• [RECORDS PROVIDED]
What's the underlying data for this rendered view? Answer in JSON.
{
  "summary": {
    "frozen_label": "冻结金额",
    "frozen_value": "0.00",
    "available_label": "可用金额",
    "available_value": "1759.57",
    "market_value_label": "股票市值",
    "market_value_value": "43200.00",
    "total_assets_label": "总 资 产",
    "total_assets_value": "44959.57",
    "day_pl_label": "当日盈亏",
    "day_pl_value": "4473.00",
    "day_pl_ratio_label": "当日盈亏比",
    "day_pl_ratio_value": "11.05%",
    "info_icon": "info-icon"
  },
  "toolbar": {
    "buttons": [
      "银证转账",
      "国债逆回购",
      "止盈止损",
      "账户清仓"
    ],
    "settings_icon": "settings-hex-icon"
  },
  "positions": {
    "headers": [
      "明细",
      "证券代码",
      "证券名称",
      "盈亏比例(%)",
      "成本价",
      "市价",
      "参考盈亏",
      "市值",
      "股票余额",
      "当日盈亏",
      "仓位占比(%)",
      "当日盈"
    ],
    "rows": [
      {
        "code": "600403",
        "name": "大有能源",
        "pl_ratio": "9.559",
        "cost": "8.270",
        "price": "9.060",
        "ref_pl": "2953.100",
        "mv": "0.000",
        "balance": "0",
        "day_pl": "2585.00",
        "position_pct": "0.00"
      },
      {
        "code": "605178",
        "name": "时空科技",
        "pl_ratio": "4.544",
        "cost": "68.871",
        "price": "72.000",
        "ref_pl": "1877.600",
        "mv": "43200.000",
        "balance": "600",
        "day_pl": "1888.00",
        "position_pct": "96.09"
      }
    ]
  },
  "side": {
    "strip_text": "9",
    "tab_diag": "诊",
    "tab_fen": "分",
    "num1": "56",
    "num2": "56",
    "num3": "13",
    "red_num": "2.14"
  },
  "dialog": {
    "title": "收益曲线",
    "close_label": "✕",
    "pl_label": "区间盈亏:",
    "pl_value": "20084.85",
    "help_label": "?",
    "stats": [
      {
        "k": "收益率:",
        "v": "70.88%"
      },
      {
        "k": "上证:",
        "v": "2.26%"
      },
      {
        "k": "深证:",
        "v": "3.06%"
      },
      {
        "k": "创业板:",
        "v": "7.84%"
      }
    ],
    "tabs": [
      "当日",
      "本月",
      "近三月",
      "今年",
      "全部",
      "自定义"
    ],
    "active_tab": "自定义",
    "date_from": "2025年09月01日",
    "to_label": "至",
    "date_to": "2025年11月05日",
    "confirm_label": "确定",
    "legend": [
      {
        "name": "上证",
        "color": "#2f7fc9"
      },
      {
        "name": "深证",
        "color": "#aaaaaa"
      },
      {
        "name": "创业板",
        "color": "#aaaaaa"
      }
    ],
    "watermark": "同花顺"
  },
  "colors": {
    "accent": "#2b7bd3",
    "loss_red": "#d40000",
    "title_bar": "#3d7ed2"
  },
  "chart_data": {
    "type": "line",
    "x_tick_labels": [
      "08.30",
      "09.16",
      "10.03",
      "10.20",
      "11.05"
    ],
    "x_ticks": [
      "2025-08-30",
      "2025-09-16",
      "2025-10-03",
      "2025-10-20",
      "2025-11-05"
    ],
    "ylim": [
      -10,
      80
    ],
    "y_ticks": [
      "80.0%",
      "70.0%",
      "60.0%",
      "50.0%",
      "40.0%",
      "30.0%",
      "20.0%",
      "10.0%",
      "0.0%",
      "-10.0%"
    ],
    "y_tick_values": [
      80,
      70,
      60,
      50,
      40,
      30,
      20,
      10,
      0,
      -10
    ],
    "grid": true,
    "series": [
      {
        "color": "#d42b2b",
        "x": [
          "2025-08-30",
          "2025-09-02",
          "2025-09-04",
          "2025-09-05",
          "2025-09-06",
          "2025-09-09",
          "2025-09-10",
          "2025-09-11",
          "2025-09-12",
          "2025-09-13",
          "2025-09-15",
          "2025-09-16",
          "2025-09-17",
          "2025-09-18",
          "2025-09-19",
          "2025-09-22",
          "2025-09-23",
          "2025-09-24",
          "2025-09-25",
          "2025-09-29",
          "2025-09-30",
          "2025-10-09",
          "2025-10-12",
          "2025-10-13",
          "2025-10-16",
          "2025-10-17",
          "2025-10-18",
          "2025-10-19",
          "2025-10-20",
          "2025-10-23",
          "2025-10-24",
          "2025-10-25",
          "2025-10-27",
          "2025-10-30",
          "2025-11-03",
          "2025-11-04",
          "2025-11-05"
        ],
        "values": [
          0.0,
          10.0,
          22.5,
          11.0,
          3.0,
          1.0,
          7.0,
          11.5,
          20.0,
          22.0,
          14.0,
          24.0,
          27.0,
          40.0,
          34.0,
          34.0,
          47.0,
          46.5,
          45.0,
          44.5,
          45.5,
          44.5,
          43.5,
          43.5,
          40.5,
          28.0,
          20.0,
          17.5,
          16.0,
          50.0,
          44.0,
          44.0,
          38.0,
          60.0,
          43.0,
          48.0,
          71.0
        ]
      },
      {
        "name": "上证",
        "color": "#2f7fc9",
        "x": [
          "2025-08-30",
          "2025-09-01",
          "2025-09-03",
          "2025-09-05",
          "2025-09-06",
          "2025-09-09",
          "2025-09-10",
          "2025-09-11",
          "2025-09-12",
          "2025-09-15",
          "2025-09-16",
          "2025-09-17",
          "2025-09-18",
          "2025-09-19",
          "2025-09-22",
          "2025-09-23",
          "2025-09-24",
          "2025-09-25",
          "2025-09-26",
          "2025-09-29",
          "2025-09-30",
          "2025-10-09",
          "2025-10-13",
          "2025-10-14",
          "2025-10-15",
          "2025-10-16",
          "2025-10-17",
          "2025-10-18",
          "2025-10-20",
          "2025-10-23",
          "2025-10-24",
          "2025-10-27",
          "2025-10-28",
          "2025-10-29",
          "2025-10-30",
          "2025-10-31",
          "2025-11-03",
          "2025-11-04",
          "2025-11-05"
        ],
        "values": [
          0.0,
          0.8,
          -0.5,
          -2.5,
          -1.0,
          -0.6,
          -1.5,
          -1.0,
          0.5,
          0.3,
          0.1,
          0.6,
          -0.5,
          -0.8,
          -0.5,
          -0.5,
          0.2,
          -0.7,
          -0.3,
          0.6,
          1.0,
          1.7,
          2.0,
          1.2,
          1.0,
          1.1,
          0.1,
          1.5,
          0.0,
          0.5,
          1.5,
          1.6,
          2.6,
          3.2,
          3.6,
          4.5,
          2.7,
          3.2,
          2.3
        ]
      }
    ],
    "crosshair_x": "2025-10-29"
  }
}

• [DO THIS]
Copy all the records above precisely.

• [PROBLEM SOLUTION]
What's the underlying data for this rendered view? Answer in JSON.
{
  "summary": {
    "frozen_label": "冻结金额",
    "frozen_value": "0.00",
    "available_label": "可用金额",
    "available_value": "1759.57",
    "market_value_label": "股票市值",
    "market_value_value": "43200.00",
    "total_assets_label": "总 资 产",
    "total_assets_value": "44959.57",
    "day_pl_label": "当日盈亏",
    "day_pl_value": "4473.00",
    "day_pl_ratio_label": "当日盈亏比",
    "day_pl_ratio_value": "11.05%",
    "info_icon": "info-icon"
  },
  "toolbar": {
    "buttons": [
      "银证转账",
      "国债逆回购",
      "止盈止损",
      "账户清仓"
    ],
    "settings_icon": "settings-hex-icon"
  },
  "positions": {
    "headers": [
      "明细",
      "证券代码",
      "证券名称",
      "盈亏比例(%)",
      "成本价",
      "市价",
      "参考盈亏",
      "市值",
      "股票余额",
      "当日盈亏",
      "仓位占比(%)",
      "当日盈"
    ],
    "rows": [
      {
        "code": "600403",
        "name": "大有能源",
        "pl_ratio": "9.559",
        "cost": "8.270",
        "price": "9.060",
        "ref_pl": "2953.100",
        "mv": "0.000",
        "balance": "0",
        "day_pl": "2585.00",
        "position_pct": "0.00"
      },
      {
        "code": "605178",
        "name": "时空科技",
        "pl_ratio": "4.544",
        "cost": "68.871",
        "price": "72.000",
        "ref_pl": "1877.600",
        "mv": "43200.000",
        "balance": "600",
        "day_pl": "1888.00",
        "position_pct": "96.09"
      }
    ]
  },
  "side": {
    "strip_text": "9",
    "tab_diag": "诊",
    "tab_fen": "分",
    "num1": "56",
    "num2": "56",
    "num3": "13",
    "red_num": "2.14"
  },
  "dialog": {
    "title": "收益曲线",
    "close_label": "✕",
    "pl_label": "区间盈亏:",
    "pl_value": "20084.85",
    "help_label": "?",
    "stats": [
      {
        "k": "收益率:",
        "v": "70.88%"
      },
      {
        "k": "上证:",
        "v": "2.26%"
      },
      {
        "k": "深证:",
        "v": "3.06%"
      },
      {
        "k": "创业板:",
        "v": "7.84%"
      }
    ],
    "tabs": [
      "当日",
      "本月",
      "近三月",
      "今年",
      "全部",
      "自定义"
    ],
    "active_tab": "自定义",
    "date_from": "2025年09月01日",
    "to_label": "至",
    "date_to": "2025年11月05日",
    "confirm_label": "确定",
    "legend": [
      {
        "name": "上证",
        "color": "#2f7fc9"
      },
      {
        "name": "深证",
        "color": "#aaaaaa"
      },
      {
        "name": "创业板",
        "color": "#aaaaaa"
      }
    ],
    "watermark": "同花顺"
  },
  "colors": {
    "accent": "#2b7bd3",
    "loss_red": "#d40000",
    "title_bar": "#3d7ed2"
  },
  "chart_data": {
    "type": "line",
    "x_tick_labels": [
      "08.30",
      "09.16",
      "10.03",
      "10.20",
      "11.05"
    ],
    "x_ticks": [
      "2025-08-30",
      "2025-09-16",
      "2025-10-03",
      "2025-10-20",
      "2025-11-05"
    ],
    "ylim": [
      -10,
      80
    ],
    "y_ticks": [
      "80.0%",
      "70.0%",
      "60.0%",
      "50.0%",
      "40.0%",
      "30.0%",
      "20.0%",
      "10.0%",
      "0.0%",
      "-10.0%"
    ],
    "y_tick_values": [
      80,
      70,
      60,
      50,
      40,
      30,
      20,
      10,
      0,
      -10
    ],
    "grid": true,
    "series": [
      {
        "color": "#d42b2b",
        "x": [
          "2025-08-30",
          "2025-09-02",
          "2025-09-04",
          "2025-09-05",
          "2025-09-06",
          "2025-09-09",
          "2025-09-10",
          "2025-09-11",
          "2025-09-12",
          "2025-09-13",
          "2025-09-15",
          "2025-09-16",
          "2025-09-17",
          "2025-09-18",
          "2025-09-19",
          "2025-09-22",
          "2025-09-23",
          "2025-09-24",
          "2025-09-25",
          "2025-09-29",
          "2025-09-30",
          "2025-10-09",
          "2025-10-12",
          "2025-10-13",
          "2025-10-16",
          "2025-10-17",
          "2025-10-18",
          "2025-10-19",
          "2025-10-20",
          "2025-10-23",
          "2025-10-24",
          "2025-10-25",
          "2025-10-27",
          "2025-10-30",
          "2025-11-03",
          "2025-11-04",
          "2025-11-05"
        ],
        "values": [
          0.0,
          10.0,
          22.5,
          11.0,
          3.0,
          1.0,
          7.0,
          11.5,
          20.0,
          22.0,
          14.0,
          24.0,
          27.0,
          40.0,
          34.0,
          34.0,
          47.0,
          46.5,
          45.0,
          44.5,
          45.5,
          44.5,
          43.5,
          43.5,
          40.5,
          28.0,
          20.0,
          17.5,
          16.0,
          50.0,
          44.0,
          44.0,
          38.0,
          60.0,
          43.0,
          48.0,
          71.0
        ]
      },
      {
        "name": "上证",
        "color": "#2f7fc9",
        "x": [
          "2025-08-30",
          "2025-09-01",
          "2025-09-03",
          "2025-09-05",
          "2025-09-06",
          "2025-09-09",
          "2025-09-10",
          "2025-09-11",
          "2025-09-12",
          "2025-09-15",
          "2025-09-16",
          "2025-09-17",
          "2025-09-18",
          "2025-09-19",
          "2025-09-22",
          "2025-09-23",
          "2025-09-24",
          "2025-09-25",
          "2025-09-26",
          "2025-09-29",
          "2025-09-30",
          "2025-10-09",
          "2025-10-13",
          "2025-10-14",
          "2025-10-15",
          "2025-10-16",
          "2025-10-17",
          "2025-10-18",
          "2025-10-20",
          "2025-10-23",
          "2025-10-24",
          "2025-10-27",
          "2025-10-28",
          "2025-10-29",
          "2025-10-30",
          "2025-10-31",
          "2025-11-03",
          "2025-11-04",
          "2025-11-05"
        ],
        "values": [
          0.0,
          0.8,
          -0.5,
          -2.5,
          -1.0,
          -0.6,
          -1.5,
          -1.0,
          0.5,
          0.3,
          0.1,
          0.6,
          -0.5,
          -0.8,
          -0.5,
          -0.5,
          0.2,
          -0.7,
          -0.3,
          0.6,
          1.0,
          1.7,
          2.0,
          1.2,
          1.0,
          1.1,
          0.1,
          1.5,
          0.0,
          0.5,
          1.5,
          1.6,
          2.6,
          3.2,
          3.6,
          4.5,
          2.7,
          3.2,
          2.3
        ]
      }
    ],
    "crosshair_x": "2025-10-29"
  }
}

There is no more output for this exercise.